Data to process:
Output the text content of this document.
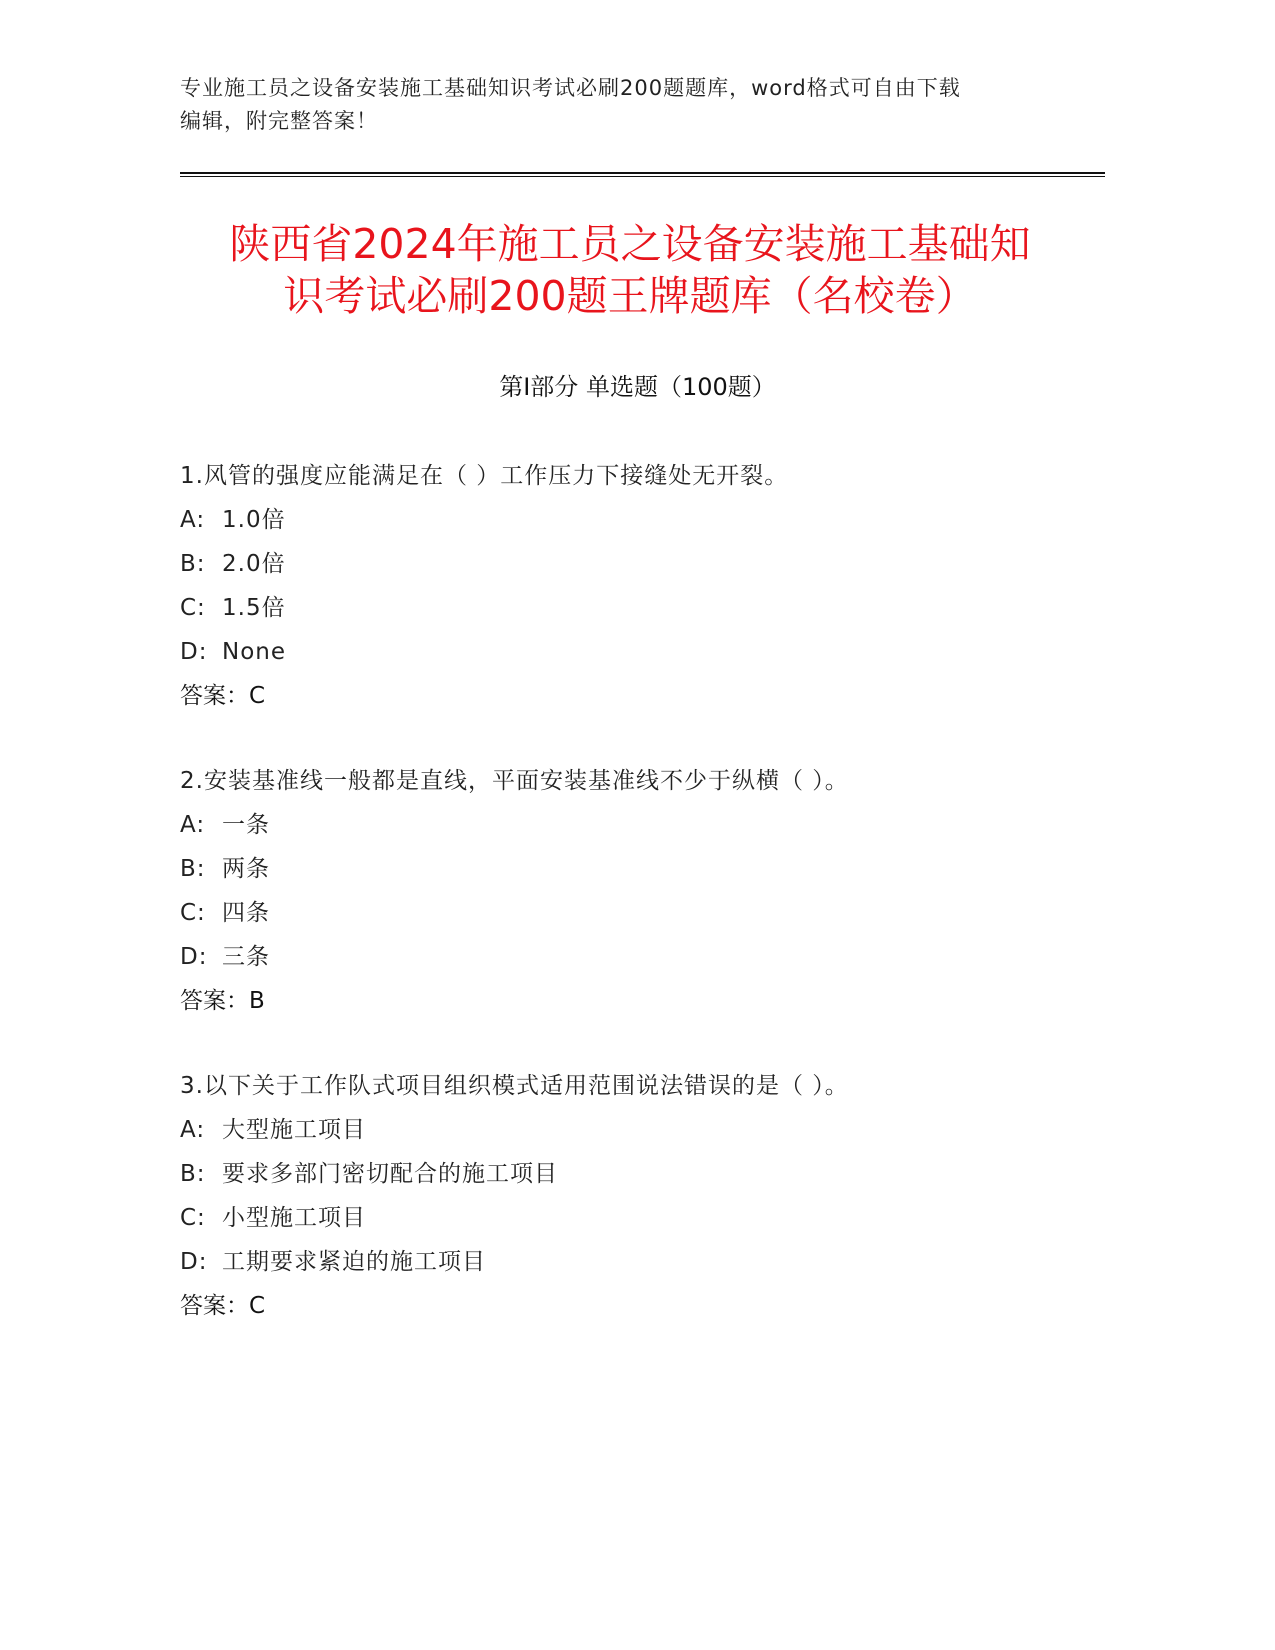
专业施工员之设备安装施工基础知识考试必刷200题题库，word格式可自由下载
编辑，附完整答案！
陕西省2024年施工员之设备安装施工基础知
识考试必刷200题王牌题库（名校卷）
第Ⅰ部分 单选题（100题）
1.风管的强度应能满足在（ ）工作压力下接缝处无开裂。
A: 1.0倍
B: 2.0倍
C: 1.5倍
D: None
答案：C
2.安装基准线一般都是直线，平面安装基准线不少于纵横（ ）。
A: 一条
B: 两条
C: 四条
D: 三条
答案：B
3.以下关于工作队式项目组织模式适用范围说法错误的是（ ）。
A: 大型施工项目
B: 要求多部门密切配合的施工项目
C: 小型施工项目
D: 工期要求紧迫的施工项目
答案：C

Problem to solve: Set down the lines of the records above exactly, apart from the pictures.

Expected answer:
Output the text content of this document.
专业施工员之设备安装施工基础知识考试必刷200题题库，word格式可自由下载
编辑，附完整答案！
陕西省2024年施工员之设备安装施工基础知
识考试必刷200题王牌题库（名校卷）
第Ⅰ部分 单选题（100题）
1.风管的强度应能满足在（ ）工作压力下接缝处无开裂。
A: 1.0倍
B: 2.0倍
C: 1.5倍
D: None
答案：C
2.安装基准线一般都是直线，平面安装基准线不少于纵横（ ）。
A: 一条
B: 两条
C: 四条
D: 三条
答案：B
3.以下关于工作队式项目组织模式适用范围说法错误的是（ ）。
A: 大型施工项目
B: 要求多部门密切配合的施工项目
C: 小型施工项目
D: 工期要求紧迫的施工项目
答案：C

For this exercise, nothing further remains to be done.